**Task prompt**
The complete listing should be restated exactly.

Items from a dataset
◆ ◆ ◆ ◆
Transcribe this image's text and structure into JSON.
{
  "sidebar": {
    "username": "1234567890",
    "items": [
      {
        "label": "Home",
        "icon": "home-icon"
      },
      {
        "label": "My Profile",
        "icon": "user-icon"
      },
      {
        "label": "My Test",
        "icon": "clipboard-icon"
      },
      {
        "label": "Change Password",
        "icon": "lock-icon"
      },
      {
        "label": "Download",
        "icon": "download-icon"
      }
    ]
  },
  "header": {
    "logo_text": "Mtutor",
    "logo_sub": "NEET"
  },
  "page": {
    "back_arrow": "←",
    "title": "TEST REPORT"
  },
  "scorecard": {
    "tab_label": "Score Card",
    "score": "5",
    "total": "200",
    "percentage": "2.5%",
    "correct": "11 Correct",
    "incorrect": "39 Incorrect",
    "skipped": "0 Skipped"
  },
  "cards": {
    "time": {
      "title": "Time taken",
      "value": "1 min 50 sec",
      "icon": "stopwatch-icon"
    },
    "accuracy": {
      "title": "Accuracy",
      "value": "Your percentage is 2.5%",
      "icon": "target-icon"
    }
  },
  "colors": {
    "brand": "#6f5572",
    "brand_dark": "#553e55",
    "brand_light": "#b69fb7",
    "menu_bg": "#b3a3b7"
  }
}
◆ ◆ ◆ ◆
**Task response**
Transcribe this image's text and structure into JSON.
{
  "sidebar": {
    "username": "1234567890",
    "items": [
      {
        "label": "Home",
        "icon": "home-icon"
      },
      {
        "label": "My Profile",
        "icon": "user-icon"
      },
      {
        "label": "My Test",
        "icon": "clipboard-icon"
      },
      {
        "label": "Change Password",
        "icon": "lock-icon"
      },
      {
        "label": "Download",
        "icon": "download-icon"
      }
    ]
  },
  "header": {
    "logo_text": "Mtutor",
    "logo_sub": "NEET"
  },
  "page": {
    "back_arrow": "←",
    "title": "TEST REPORT"
  },
  "scorecard": {
    "tab_label": "Score Card",
    "score": "5",
    "total": "200",
    "percentage": "2.5%",
    "correct": "11 Correct",
    "incorrect": "39 Incorrect",
    "skipped": "0 Skipped"
  },
  "cards": {
    "time": {
      "title": "Time taken",
      "value": "1 min 50 sec",
      "icon": "stopwatch-icon"
    },
    "accuracy": {
      "title": "Accuracy",
      "value": "Your percentage is 2.5%",
      "icon": "target-icon"
    }
  },
  "colors": {
    "brand": "#6f5572",
    "brand_dark": "#553e55",
    "brand_light": "#b69fb7",
    "menu_bg": "#b3a3b7"
  }
}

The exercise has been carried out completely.